● PROBLEM TO WORK ON: Identify each line in the records below that contains the word "More", and copy it.

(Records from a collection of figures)
* Begin *
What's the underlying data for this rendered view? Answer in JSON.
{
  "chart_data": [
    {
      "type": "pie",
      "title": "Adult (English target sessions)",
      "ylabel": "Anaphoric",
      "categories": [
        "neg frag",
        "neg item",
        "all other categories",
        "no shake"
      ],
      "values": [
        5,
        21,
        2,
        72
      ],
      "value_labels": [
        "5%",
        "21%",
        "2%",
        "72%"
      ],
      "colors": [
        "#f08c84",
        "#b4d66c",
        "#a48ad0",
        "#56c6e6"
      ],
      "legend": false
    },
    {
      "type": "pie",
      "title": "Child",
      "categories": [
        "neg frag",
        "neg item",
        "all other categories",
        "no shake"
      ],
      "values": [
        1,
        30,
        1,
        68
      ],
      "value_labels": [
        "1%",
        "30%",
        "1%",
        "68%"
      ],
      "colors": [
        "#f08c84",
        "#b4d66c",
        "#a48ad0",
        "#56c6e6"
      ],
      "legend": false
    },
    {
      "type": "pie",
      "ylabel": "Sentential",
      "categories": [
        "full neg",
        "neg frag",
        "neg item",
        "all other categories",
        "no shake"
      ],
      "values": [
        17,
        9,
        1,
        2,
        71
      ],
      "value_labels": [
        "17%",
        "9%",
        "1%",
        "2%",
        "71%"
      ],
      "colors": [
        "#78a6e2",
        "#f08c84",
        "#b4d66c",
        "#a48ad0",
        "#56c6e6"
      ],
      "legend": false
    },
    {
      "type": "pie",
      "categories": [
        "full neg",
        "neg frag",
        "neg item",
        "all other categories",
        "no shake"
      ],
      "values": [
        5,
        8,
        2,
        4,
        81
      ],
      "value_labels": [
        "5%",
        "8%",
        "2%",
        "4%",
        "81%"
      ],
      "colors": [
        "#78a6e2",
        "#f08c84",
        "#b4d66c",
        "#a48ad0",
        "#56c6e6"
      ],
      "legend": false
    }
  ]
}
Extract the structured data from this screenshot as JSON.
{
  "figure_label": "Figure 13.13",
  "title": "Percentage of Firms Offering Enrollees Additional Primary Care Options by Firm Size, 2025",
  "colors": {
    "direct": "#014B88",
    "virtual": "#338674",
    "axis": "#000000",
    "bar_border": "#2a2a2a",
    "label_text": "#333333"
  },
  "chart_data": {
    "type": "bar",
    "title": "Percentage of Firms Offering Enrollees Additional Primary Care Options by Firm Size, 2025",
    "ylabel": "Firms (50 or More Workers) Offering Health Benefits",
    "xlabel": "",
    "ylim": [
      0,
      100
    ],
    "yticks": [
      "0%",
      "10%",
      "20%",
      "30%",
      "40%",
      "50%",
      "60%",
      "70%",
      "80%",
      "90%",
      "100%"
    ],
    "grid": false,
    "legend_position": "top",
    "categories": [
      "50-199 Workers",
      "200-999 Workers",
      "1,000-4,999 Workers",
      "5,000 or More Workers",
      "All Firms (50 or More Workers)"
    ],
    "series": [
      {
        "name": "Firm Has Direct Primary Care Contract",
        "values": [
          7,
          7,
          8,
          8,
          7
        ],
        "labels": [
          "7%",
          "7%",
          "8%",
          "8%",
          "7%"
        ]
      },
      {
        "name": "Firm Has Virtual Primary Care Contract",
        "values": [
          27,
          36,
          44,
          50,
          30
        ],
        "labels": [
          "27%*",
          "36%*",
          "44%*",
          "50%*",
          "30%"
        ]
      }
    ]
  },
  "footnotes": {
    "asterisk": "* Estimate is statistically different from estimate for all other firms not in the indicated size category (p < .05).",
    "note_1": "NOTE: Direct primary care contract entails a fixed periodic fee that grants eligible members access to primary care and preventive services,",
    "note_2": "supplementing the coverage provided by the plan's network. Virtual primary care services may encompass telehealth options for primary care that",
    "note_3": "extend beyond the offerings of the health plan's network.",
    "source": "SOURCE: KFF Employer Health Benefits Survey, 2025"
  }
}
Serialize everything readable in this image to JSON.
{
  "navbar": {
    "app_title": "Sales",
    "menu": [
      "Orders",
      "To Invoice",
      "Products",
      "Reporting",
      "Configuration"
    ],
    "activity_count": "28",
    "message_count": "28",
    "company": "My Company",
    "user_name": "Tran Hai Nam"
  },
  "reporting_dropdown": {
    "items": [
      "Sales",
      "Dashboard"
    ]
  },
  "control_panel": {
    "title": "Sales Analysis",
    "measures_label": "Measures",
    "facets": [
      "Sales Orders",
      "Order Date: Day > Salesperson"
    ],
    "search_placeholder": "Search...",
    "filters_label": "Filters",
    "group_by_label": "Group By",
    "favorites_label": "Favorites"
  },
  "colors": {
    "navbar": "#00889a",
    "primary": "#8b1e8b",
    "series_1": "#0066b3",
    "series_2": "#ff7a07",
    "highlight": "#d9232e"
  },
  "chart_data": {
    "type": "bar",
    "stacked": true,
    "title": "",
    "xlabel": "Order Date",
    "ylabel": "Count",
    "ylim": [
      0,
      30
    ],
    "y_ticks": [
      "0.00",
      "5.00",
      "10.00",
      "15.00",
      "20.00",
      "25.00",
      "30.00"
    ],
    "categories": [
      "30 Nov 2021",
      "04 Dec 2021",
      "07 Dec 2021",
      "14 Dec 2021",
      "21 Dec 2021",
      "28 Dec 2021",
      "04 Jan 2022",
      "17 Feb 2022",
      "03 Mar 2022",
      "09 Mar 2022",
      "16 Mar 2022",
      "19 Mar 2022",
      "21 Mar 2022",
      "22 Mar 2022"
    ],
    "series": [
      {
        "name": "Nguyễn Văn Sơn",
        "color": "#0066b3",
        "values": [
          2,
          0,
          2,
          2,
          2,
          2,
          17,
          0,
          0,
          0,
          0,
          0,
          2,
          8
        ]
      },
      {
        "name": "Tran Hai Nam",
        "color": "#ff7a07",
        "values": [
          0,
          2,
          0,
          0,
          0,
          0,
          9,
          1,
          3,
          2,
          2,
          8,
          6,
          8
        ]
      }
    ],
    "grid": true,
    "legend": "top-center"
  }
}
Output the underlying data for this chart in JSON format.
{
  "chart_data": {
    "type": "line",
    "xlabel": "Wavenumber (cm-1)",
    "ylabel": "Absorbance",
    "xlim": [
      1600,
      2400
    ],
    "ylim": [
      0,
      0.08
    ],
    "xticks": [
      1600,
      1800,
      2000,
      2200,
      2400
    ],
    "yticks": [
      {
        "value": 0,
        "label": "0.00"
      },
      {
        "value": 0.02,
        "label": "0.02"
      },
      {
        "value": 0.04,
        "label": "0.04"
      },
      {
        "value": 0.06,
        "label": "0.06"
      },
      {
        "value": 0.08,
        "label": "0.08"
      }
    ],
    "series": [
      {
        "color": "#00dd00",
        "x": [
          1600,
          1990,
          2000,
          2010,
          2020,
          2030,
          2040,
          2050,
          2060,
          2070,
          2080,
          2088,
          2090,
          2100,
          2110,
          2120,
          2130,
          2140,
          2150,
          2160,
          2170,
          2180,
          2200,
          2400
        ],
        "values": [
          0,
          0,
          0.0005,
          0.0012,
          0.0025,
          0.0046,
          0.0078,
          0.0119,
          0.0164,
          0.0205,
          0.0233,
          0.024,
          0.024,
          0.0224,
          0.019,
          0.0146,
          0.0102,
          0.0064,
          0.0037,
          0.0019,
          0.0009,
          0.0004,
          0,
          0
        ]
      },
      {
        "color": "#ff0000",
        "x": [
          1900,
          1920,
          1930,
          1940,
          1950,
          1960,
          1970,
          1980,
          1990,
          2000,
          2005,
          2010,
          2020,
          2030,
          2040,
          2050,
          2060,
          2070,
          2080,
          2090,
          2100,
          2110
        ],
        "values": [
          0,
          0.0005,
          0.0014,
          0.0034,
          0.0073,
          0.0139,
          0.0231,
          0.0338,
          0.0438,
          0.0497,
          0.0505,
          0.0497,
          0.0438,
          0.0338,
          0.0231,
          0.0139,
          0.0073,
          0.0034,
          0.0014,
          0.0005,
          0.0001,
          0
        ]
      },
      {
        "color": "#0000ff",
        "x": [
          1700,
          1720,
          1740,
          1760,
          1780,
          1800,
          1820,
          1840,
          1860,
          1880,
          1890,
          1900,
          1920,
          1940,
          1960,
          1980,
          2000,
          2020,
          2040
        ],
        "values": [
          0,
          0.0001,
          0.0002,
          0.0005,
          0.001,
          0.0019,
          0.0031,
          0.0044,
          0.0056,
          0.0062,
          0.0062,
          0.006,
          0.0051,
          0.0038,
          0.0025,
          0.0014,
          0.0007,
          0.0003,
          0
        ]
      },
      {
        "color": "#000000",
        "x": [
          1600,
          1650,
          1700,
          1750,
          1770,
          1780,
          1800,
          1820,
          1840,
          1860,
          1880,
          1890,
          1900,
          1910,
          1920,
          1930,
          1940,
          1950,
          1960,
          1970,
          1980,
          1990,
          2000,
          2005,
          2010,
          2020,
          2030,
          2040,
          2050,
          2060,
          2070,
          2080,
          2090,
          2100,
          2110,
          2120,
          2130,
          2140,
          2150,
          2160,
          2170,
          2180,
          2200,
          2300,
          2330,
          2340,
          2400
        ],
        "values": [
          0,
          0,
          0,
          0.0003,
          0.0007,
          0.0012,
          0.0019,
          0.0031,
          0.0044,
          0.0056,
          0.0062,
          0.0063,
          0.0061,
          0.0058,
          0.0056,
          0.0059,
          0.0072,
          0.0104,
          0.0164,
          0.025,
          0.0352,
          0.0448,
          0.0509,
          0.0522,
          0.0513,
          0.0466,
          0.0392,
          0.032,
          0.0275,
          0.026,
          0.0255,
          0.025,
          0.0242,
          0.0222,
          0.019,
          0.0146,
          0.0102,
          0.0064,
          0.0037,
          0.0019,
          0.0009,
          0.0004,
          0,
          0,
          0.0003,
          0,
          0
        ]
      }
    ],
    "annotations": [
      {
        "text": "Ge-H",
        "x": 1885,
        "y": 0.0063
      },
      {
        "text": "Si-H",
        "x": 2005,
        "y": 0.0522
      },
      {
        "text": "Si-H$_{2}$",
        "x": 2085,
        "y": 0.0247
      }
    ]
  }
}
* End *
● SOLUTION FOR THIS PROBLEM:
    "ylabel": "Firms (50 or More Workers) Offering Health Benefits",
      "5,000 or More Workers",
      "All Firms (50 or More Workers)"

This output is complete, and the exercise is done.